What is needed: Find each line with the string "market" and copy it.

Data excerpts:
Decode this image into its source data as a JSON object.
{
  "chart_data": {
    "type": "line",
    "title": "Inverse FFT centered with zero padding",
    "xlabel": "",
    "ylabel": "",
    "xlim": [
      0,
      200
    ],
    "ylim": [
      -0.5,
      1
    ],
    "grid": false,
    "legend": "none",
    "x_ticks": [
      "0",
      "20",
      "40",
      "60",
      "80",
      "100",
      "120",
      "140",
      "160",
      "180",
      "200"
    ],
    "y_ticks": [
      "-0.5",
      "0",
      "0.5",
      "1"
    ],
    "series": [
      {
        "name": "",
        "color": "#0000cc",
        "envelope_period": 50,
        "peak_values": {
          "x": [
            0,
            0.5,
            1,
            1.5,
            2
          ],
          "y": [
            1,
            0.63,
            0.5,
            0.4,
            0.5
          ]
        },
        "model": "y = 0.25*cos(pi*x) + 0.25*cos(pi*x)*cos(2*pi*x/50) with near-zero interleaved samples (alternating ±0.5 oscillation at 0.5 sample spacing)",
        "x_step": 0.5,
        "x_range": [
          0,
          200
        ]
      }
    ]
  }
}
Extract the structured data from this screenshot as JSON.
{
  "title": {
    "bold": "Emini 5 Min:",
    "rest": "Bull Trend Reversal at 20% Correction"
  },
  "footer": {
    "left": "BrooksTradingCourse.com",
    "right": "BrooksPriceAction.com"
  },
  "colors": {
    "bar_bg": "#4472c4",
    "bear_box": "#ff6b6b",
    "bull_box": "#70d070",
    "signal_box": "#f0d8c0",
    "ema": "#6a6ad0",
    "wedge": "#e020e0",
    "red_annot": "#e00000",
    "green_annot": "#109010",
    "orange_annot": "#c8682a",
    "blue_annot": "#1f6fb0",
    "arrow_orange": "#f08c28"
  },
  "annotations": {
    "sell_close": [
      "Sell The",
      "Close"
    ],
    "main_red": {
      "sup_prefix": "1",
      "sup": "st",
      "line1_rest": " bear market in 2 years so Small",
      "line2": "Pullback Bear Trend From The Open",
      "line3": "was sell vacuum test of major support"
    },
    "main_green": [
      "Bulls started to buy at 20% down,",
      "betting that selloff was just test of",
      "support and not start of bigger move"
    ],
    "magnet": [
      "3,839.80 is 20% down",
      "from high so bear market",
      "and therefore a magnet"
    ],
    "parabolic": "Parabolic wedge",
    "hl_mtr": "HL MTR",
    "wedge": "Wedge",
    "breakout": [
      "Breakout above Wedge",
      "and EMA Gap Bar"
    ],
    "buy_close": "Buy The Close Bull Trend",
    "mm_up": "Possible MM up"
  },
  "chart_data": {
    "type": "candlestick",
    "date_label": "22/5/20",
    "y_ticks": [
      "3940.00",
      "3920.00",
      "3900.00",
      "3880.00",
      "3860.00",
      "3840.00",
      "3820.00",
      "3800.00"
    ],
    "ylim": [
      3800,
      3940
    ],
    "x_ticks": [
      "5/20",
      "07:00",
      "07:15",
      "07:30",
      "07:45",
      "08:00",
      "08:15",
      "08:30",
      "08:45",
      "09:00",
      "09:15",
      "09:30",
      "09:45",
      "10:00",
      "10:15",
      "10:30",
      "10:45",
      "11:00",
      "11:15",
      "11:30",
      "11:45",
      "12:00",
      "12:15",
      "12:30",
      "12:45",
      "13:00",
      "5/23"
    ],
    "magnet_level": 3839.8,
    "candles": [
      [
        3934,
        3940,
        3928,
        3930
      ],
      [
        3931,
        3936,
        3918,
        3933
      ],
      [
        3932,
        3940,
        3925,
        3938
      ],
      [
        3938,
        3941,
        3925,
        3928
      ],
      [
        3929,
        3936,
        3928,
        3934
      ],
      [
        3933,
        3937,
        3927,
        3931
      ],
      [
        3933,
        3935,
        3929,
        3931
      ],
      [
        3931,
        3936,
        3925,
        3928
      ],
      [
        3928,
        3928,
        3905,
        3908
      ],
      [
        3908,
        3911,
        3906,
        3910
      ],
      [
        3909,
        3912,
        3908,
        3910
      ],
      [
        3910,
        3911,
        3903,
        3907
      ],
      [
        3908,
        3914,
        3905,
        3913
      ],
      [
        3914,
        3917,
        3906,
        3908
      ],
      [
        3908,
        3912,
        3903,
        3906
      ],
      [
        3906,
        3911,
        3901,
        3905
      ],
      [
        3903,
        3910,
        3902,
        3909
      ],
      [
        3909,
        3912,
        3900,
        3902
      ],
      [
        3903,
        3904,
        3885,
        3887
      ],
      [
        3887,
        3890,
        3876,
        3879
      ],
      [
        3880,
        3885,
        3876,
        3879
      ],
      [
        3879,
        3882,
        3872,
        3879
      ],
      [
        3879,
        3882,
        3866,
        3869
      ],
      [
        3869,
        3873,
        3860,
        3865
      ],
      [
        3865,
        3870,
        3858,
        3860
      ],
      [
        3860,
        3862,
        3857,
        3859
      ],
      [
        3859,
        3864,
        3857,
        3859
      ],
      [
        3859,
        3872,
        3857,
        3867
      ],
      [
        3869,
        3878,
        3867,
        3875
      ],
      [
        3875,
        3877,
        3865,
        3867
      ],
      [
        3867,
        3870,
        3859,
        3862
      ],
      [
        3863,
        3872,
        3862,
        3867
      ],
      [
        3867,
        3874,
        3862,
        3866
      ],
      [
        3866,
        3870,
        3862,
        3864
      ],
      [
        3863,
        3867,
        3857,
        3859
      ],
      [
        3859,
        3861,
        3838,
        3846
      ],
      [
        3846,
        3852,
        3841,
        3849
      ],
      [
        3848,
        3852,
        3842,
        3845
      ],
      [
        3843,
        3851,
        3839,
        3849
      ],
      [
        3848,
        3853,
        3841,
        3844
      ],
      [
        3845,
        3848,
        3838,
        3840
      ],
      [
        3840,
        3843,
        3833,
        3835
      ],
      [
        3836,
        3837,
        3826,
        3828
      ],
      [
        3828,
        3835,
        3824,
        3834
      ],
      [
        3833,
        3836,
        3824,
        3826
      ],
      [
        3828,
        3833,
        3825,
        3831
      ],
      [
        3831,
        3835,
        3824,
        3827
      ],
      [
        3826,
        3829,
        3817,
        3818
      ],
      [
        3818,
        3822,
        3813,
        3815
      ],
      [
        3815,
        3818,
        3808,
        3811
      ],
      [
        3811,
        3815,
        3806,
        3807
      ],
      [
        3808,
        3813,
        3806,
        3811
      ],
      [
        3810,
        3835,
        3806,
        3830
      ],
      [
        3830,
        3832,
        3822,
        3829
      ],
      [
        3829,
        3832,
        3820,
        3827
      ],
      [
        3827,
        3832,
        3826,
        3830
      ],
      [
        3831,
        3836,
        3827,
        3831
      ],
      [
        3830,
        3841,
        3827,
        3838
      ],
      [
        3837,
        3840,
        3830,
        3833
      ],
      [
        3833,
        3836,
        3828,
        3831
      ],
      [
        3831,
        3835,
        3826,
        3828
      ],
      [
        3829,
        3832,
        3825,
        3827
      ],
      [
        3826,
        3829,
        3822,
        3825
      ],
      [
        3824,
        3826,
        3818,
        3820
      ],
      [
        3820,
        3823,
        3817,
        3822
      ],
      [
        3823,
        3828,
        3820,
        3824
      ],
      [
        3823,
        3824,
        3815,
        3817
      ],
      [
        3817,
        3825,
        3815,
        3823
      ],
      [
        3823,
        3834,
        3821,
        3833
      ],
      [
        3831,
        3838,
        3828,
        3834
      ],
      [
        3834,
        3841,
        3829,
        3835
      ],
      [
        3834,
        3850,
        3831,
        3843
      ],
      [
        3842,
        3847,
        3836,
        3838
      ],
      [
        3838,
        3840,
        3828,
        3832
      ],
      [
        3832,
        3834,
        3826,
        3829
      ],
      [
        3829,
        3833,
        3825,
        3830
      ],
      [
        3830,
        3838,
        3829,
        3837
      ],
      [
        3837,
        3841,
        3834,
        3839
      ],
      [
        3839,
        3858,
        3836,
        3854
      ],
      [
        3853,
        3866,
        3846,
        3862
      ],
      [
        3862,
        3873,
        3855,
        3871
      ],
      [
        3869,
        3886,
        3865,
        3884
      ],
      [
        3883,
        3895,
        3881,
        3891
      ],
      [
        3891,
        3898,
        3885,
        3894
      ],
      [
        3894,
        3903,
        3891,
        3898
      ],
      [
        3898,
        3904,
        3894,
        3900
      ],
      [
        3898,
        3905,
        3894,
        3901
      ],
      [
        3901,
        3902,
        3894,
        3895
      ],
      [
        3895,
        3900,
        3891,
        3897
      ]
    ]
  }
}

Answer for the task:
      "line1_rest": " bear market in 2 years so Small",
      "from high so bear market",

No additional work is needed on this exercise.